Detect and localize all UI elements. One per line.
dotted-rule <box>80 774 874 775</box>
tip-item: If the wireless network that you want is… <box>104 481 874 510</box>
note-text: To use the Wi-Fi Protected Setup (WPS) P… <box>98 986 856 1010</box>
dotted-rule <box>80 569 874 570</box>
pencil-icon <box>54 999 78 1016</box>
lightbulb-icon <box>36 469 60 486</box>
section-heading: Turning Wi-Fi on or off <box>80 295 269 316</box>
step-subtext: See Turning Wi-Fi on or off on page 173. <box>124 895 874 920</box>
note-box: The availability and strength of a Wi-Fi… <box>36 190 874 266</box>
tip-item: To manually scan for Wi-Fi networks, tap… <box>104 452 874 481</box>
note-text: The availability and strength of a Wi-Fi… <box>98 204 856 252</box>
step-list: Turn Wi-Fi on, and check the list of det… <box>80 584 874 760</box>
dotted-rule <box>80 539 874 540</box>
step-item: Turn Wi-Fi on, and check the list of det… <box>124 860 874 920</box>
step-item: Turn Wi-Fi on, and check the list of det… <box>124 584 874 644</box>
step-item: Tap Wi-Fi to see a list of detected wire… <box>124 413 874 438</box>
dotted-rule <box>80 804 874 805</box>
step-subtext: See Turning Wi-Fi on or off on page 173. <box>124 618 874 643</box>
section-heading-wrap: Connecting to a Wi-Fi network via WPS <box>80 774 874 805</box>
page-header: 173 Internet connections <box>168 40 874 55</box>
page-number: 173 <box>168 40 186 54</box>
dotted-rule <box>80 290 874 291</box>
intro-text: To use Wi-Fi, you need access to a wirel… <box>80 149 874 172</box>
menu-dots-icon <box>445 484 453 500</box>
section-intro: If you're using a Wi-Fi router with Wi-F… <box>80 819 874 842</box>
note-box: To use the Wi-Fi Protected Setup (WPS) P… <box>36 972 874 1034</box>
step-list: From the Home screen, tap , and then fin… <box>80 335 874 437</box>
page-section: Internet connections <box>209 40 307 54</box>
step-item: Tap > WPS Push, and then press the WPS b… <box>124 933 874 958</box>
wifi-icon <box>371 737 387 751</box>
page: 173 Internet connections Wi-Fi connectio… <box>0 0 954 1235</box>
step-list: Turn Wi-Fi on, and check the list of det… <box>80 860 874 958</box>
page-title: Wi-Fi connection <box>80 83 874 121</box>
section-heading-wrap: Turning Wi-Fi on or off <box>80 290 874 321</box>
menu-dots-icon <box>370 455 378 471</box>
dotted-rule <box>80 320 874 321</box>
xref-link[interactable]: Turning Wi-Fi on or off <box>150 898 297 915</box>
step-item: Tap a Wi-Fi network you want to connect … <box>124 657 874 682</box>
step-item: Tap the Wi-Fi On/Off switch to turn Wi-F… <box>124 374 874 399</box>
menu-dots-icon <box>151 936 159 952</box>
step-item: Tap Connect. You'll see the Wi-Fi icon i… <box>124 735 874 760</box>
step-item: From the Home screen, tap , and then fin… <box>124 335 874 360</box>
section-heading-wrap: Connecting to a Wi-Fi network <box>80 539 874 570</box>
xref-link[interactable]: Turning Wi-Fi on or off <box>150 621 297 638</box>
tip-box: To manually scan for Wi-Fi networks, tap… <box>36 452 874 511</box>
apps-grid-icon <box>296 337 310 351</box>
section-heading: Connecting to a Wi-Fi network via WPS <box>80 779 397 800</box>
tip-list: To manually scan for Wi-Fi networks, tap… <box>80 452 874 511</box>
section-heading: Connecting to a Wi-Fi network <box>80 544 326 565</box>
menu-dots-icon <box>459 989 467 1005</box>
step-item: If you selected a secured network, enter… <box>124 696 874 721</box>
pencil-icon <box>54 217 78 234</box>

**Problem description:** Please echo the records word for word, starting at the beginning and ending at the line that contains "note-box: The availability", with both ends included.

**Output of the exercise:**
Detect and localize all UI elements. One per line.
dotted-rule <box>80 774 874 775</box>
tip-item: If the wireless network that you want is… <box>104 481 874 510</box>
note-text: To use the Wi-Fi Protected Setup (WPS) P… <box>98 986 856 1010</box>
dotted-rule <box>80 569 874 570</box>
pencil-icon <box>54 999 78 1016</box>
lightbulb-icon <box>36 469 60 486</box>
section-heading: Turning Wi-Fi on or off <box>80 295 269 316</box>
step-subtext: See Turning Wi-Fi on or off on page 173. <box>124 895 874 920</box>
note-box: The availability and strength of a Wi-Fi… <box>36 190 874 266</box>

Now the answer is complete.